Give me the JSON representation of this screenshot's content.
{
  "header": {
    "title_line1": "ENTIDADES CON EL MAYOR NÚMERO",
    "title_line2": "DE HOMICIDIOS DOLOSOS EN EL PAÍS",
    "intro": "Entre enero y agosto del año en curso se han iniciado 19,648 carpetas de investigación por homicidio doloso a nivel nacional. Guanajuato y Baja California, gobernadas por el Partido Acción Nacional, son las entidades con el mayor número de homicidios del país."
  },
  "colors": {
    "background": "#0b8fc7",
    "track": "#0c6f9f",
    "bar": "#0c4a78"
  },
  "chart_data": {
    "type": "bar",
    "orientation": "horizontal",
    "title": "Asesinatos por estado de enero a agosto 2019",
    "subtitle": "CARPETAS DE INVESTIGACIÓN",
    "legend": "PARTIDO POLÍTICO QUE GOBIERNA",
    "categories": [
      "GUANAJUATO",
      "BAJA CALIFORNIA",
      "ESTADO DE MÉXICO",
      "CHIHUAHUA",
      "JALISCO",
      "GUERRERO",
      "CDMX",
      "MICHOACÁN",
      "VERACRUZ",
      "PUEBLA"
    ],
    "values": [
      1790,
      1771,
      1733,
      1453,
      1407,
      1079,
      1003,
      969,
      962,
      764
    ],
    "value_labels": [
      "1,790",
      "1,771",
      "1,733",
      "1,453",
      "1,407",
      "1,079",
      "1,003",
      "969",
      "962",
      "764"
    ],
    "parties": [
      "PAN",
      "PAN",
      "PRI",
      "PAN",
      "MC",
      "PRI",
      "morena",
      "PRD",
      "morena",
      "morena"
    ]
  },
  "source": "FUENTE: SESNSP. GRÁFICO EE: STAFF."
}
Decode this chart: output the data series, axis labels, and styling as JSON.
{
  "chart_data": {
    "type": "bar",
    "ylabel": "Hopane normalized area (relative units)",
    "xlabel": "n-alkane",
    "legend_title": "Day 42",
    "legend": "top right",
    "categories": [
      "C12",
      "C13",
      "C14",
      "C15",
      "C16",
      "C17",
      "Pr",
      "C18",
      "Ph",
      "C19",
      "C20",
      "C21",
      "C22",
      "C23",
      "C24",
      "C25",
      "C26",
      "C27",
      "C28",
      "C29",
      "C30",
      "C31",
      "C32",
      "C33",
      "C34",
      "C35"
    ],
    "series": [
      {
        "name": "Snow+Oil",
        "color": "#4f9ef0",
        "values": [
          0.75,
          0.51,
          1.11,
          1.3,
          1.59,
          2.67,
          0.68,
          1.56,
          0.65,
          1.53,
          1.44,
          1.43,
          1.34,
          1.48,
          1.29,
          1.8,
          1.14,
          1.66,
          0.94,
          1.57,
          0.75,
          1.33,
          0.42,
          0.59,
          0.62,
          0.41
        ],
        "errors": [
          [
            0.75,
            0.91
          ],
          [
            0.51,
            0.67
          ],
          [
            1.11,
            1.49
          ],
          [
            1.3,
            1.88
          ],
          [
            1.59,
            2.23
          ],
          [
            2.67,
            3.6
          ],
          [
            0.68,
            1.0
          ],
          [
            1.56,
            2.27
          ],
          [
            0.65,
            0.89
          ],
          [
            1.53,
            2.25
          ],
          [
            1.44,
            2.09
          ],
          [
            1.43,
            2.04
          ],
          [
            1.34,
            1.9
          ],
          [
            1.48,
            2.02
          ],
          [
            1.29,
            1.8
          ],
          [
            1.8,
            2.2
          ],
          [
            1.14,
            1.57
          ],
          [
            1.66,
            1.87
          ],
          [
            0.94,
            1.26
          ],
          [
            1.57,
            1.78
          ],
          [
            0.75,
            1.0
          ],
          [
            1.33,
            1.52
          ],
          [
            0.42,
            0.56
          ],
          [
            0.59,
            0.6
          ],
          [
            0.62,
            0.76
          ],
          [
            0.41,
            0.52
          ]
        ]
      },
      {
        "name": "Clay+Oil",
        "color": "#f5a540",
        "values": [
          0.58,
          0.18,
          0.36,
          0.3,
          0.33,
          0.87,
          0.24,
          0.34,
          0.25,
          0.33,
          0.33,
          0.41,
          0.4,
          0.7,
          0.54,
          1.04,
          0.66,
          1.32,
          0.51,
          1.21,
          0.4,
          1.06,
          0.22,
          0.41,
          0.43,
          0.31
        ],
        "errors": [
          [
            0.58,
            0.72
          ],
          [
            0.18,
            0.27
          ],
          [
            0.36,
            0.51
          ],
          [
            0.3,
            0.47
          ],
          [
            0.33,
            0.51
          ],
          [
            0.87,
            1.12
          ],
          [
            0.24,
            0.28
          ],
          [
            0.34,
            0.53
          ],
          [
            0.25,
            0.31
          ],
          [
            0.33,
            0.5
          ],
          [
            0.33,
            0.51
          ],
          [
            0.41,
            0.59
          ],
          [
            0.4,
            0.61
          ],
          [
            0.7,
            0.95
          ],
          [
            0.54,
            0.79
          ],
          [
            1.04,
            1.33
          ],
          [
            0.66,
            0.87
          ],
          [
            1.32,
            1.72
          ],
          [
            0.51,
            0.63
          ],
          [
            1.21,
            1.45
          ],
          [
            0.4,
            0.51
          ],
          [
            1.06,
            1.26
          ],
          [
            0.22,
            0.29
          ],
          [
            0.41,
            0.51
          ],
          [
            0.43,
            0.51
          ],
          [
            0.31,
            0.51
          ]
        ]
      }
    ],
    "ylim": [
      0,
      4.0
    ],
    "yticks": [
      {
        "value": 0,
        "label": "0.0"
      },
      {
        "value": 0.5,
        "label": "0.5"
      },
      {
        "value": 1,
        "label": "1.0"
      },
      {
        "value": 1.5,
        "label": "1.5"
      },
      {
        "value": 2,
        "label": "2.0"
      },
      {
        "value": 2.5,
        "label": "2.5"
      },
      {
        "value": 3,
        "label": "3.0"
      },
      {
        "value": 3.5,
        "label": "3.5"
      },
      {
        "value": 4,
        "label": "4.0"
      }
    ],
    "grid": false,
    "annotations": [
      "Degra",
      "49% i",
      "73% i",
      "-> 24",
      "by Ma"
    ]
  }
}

════

Description of the task »
Each line that contains the string "series" counts once; report how many such lines the entries have, giving only the number.

Full solution »
2